— Start of Records to use —

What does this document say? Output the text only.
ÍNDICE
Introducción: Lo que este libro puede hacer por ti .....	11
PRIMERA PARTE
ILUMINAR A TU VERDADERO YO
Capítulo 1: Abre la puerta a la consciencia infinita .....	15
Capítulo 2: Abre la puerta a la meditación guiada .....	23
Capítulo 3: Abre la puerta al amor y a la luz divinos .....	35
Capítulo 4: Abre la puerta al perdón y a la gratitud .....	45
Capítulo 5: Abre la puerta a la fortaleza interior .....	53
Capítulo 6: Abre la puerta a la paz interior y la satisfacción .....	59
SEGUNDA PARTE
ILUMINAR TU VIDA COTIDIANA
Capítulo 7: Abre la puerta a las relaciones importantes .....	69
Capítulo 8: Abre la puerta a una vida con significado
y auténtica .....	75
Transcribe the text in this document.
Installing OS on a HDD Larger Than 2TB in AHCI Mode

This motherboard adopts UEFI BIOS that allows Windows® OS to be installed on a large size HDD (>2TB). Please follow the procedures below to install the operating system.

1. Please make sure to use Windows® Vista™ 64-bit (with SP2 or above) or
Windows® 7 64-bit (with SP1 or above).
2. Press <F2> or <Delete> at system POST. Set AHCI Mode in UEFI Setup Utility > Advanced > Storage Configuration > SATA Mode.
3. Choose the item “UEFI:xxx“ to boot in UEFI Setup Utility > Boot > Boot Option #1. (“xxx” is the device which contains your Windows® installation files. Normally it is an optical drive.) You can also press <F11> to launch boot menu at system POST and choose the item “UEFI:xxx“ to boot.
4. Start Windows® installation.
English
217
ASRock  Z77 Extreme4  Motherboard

— End of Records to use —

§ **What is expected**:
Each record above must be given again exactly.

§ **Response**:
What does this document say? Output the text only.
ÍNDICE
Introducción: Lo que este libro puede hacer por ti .....	11
PRIMERA PARTE
ILUMINAR A TU VERDADERO YO
Capítulo 1: Abre la puerta a la consciencia infinita .....	15
Capítulo 2: Abre la puerta a la meditación guiada .....	23
Capítulo 3: Abre la puerta al amor y a la luz divinos .....	35
Capítulo 4: Abre la puerta al perdón y a la gratitud .....	45
Capítulo 5: Abre la puerta a la fortaleza interior .....	53
Capítulo 6: Abre la puerta a la paz interior y la satisfacción .....	59
SEGUNDA PARTE
ILUMINAR TU VIDA COTIDIANA
Capítulo 7: Abre la puerta a las relaciones importantes .....	69
Capítulo 8: Abre la puerta a una vida con significado
y auténtica .....	75
Transcribe the text in this document.
Installing OS on a HDD Larger Than 2TB in AHCI Mode

This motherboard adopts UEFI BIOS that allows Windows® OS to be installed on a large size HDD (>2TB). Please follow the procedures below to install the operating system.

1. Please make sure to use Windows® Vista™ 64-bit (with SP2 or above) or
Windows® 7 64-bit (with SP1 or above).
2. Press <F2> or <Delete> at system POST. Set AHCI Mode in UEFI Setup Utility > Advanced > Storage Configuration > SATA Mode.
3. Choose the item “UEFI:xxx“ to boot in UEFI Setup Utility > Boot > Boot Option #1. (“xxx” is the device which contains your Windows® installation files. Normally it is an optical drive.) You can also press <F11> to launch boot menu at system POST and choose the item “UEFI:xxx“ to boot.
4. Start Windows® installation.
English
217
ASRock  Z77 Extreme4  Motherboard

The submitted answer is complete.